>> START Records for this exercise

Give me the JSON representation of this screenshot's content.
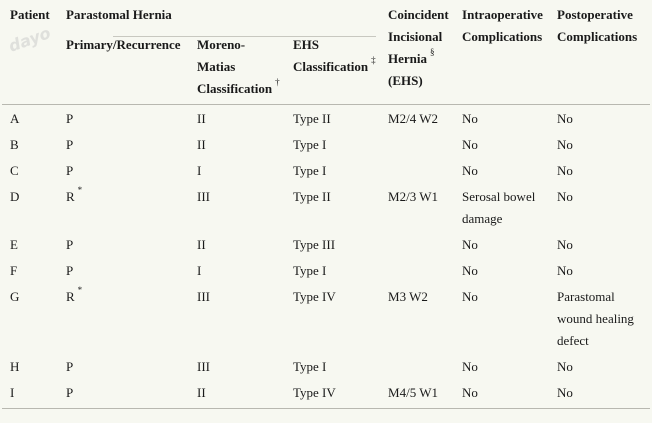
{
  "headers": {
    "patient": "Patient",
    "group": "Parastomal Hernia",
    "primary_recurrence": "Primary/Recurrence",
    "moreno_matias_line1": "Moreno-",
    "moreno_matias_line2": "Matias",
    "moreno_matias_line3": "Classification",
    "moreno_mark": "†",
    "ehs_line1": "EHS",
    "ehs_line2": "Classification",
    "ehs_mark": "‡",
    "coincident_line1": "Coincident",
    "coincident_line2": "Incisional",
    "coincident_line3": "Hernia",
    "coincident_line4": "(EHS)",
    "coincident_mark": "§",
    "intraop_line1": "Intraoperative",
    "intraop_line2": "Complications",
    "postop_line1": "Postoperative",
    "postop_line2": "Complications"
  },
  "watermark": "dayo",
  "rows": [
    {
      "patient": "A",
      "pr": "P",
      "pr_mark": "",
      "moreno": "II",
      "ehs": "Type II",
      "coincident": "M2/4 W2",
      "intraop": "No",
      "postop": "No"
    },
    {
      "patient": "B",
      "pr": "P",
      "pr_mark": "",
      "moreno": "II",
      "ehs": "Type I",
      "coincident": "",
      "intraop": "No",
      "postop": "No"
    },
    {
      "patient": "C",
      "pr": "P",
      "pr_mark": "",
      "moreno": "I",
      "ehs": "Type I",
      "coincident": "",
      "intraop": "No",
      "postop": "No"
    },
    {
      "patient": "D",
      "pr": "R",
      "pr_mark": "*",
      "moreno": "III",
      "ehs": "Type II",
      "coincident": "M2/3 W1",
      "intraop": "Serosal bowel damage",
      "postop": "No"
    },
    {
      "patient": "E",
      "pr": "P",
      "pr_mark": "",
      "moreno": "II",
      "ehs": "Type III",
      "coincident": "",
      "intraop": "No",
      "postop": "No"
    },
    {
      "patient": "F",
      "pr": "P",
      "pr_mark": "",
      "moreno": "I",
      "ehs": "Type I",
      "coincident": "",
      "intraop": "No",
      "postop": "No"
    },
    {
      "patient": "G",
      "pr": "R",
      "pr_mark": "*",
      "moreno": "III",
      "ehs": "Type IV",
      "coincident": "M3 W2",
      "intraop": "No",
      "postop": "Parastomal wound healing defect"
    },
    {
      "patient": "H",
      "pr": "P",
      "pr_mark": "",
      "moreno": "III",
      "ehs": "Type I",
      "coincident": "",
      "intraop": "No",
      "postop": "No"
    },
    {
      "patient": "I",
      "pr": "P",
      "pr_mark": "",
      "moreno": "II",
      "ehs": "Type IV",
      "coincident": "M4/5 W1",
      "intraop": "No",
      "postop": "No"
    }
  ]
}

>> END Records for this exercise

**Goal:** How many lines in the listing above contain "patient"? Answer with the number alone.

**Answer to this task:** 10